Every line below that mentions the word "Create" should be copied out.

Dataset items =
= = =

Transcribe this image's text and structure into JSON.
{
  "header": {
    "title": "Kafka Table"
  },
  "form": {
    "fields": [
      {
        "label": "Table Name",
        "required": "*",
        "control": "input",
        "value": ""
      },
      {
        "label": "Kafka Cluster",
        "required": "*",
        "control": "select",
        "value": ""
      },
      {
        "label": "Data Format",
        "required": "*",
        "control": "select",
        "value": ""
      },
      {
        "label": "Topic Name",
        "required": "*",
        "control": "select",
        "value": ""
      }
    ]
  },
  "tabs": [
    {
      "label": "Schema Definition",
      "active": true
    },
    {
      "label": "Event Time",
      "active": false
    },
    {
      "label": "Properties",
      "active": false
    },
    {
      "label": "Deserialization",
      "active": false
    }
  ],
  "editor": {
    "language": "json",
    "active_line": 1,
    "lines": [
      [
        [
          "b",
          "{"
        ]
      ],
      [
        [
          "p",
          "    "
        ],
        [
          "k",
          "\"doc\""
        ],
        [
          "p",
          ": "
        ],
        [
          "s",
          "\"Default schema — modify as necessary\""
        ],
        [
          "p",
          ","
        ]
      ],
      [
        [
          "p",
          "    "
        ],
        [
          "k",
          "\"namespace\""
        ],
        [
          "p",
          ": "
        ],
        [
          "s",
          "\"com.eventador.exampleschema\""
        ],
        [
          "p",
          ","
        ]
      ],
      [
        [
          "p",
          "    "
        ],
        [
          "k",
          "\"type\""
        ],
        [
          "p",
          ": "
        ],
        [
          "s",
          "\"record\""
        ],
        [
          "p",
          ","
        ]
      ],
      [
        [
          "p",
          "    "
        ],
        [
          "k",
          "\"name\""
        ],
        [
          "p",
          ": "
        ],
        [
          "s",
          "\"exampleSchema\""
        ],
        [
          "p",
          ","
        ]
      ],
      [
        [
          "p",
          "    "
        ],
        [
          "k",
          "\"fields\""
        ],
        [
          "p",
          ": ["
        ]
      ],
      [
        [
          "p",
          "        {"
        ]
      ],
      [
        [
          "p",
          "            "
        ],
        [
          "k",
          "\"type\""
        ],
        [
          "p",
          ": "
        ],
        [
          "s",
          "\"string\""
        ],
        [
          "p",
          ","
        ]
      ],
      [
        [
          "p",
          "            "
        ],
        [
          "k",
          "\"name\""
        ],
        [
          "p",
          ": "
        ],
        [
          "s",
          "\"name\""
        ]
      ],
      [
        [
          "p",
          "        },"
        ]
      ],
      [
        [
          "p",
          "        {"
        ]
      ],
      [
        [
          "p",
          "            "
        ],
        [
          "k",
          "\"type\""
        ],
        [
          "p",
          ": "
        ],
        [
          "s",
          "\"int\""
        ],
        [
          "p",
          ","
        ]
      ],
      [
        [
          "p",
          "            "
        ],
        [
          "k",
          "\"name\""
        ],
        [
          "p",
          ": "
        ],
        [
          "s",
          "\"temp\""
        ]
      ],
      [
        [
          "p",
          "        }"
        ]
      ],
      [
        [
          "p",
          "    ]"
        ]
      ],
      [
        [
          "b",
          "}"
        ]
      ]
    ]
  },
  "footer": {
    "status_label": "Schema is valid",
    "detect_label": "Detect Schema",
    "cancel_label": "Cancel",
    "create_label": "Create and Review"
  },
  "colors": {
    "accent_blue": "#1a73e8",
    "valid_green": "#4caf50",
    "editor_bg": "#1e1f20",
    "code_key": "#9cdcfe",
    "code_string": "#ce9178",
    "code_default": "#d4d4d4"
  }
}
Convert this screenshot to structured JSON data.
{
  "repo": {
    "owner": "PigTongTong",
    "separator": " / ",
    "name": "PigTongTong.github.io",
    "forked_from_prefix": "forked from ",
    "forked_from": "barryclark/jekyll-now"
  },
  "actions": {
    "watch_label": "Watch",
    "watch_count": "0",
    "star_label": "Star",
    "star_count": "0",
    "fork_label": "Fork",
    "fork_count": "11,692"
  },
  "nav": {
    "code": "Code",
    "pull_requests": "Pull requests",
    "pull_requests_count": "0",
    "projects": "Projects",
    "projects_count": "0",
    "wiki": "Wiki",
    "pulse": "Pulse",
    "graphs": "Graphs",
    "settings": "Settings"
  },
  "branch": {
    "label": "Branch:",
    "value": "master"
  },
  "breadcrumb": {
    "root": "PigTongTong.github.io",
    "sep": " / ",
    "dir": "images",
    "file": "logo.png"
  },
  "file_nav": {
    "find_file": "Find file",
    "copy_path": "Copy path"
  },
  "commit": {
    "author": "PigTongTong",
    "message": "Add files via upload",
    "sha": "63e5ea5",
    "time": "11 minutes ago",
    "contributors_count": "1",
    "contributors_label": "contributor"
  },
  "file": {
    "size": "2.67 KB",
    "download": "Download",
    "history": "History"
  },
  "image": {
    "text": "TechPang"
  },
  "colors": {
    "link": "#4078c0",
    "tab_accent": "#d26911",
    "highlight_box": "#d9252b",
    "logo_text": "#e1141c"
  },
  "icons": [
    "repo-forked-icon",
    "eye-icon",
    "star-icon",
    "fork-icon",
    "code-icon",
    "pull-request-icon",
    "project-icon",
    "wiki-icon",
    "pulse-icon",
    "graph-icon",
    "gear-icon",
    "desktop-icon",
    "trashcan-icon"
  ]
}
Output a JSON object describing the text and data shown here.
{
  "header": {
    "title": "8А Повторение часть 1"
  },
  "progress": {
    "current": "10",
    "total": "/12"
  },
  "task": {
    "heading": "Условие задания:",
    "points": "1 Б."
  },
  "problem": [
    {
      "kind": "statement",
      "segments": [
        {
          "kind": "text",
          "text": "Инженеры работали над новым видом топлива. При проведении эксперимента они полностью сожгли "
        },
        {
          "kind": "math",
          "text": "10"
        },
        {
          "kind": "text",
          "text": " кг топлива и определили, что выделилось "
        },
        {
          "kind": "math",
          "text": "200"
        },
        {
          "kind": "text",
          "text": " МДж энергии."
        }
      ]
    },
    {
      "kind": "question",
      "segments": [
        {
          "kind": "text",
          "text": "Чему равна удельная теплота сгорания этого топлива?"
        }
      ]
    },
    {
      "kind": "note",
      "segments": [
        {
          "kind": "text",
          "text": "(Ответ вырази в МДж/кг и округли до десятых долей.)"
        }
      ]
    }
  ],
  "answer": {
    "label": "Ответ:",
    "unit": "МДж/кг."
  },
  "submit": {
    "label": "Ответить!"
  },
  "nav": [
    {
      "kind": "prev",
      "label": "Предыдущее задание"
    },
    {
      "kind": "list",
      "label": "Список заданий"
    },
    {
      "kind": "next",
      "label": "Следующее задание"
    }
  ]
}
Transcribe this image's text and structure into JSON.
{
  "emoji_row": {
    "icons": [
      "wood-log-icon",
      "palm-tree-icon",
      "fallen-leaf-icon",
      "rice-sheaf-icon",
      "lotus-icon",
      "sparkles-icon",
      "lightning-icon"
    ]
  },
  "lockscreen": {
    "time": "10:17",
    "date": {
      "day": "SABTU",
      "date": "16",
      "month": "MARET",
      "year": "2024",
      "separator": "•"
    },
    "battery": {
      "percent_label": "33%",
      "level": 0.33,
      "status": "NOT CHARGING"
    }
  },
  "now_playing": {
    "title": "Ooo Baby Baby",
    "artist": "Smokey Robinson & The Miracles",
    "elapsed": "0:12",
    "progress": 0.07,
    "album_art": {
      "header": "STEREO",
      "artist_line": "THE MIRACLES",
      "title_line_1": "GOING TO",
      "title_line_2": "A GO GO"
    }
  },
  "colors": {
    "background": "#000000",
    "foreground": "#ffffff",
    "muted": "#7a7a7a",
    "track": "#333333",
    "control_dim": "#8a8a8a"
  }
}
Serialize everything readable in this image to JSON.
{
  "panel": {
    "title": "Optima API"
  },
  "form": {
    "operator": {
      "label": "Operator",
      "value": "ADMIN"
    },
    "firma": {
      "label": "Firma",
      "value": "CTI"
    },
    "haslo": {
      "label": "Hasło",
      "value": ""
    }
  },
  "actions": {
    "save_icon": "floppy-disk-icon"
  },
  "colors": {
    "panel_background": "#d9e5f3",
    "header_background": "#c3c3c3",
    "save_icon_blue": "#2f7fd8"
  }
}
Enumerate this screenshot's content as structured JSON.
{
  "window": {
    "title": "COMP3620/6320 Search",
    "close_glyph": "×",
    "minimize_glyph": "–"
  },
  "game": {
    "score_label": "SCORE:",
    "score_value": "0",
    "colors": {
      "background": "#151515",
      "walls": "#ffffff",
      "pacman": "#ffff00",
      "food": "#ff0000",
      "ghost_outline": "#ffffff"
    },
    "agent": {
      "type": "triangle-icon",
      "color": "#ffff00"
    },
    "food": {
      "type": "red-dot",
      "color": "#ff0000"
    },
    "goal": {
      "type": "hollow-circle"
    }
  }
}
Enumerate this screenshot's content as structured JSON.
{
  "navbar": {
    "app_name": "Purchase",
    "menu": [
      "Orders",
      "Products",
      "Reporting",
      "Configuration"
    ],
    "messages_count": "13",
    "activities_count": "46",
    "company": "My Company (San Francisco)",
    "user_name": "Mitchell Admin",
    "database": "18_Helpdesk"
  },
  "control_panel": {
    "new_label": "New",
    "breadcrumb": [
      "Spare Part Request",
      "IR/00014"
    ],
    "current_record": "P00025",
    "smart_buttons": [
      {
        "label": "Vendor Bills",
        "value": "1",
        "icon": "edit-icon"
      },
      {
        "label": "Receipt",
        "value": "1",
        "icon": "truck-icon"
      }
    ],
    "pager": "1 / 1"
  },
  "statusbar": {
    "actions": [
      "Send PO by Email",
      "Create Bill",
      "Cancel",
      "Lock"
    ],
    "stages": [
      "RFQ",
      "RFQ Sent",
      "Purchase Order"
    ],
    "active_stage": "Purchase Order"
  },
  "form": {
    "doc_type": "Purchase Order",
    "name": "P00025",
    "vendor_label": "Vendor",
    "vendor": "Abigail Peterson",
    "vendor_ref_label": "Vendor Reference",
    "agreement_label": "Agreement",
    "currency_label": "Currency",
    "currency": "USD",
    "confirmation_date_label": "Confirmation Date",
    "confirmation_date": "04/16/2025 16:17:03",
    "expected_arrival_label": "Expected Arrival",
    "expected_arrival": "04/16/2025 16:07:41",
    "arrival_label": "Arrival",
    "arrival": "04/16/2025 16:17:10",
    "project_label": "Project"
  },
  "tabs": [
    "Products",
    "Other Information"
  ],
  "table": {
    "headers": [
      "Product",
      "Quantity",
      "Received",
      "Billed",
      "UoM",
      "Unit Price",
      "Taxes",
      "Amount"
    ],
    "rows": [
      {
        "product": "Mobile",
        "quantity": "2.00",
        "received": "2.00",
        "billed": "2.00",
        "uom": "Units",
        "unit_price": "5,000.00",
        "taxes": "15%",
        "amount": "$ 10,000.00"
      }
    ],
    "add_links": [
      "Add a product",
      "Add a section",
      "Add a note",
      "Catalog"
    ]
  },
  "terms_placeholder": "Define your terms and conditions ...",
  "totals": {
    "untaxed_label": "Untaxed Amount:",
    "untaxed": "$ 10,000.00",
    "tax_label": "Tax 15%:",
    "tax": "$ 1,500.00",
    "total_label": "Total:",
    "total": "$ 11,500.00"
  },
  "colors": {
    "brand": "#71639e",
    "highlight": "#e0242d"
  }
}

= = =

Result of this exercise =
    "create_label": "Create and Review"
      "Create Bill",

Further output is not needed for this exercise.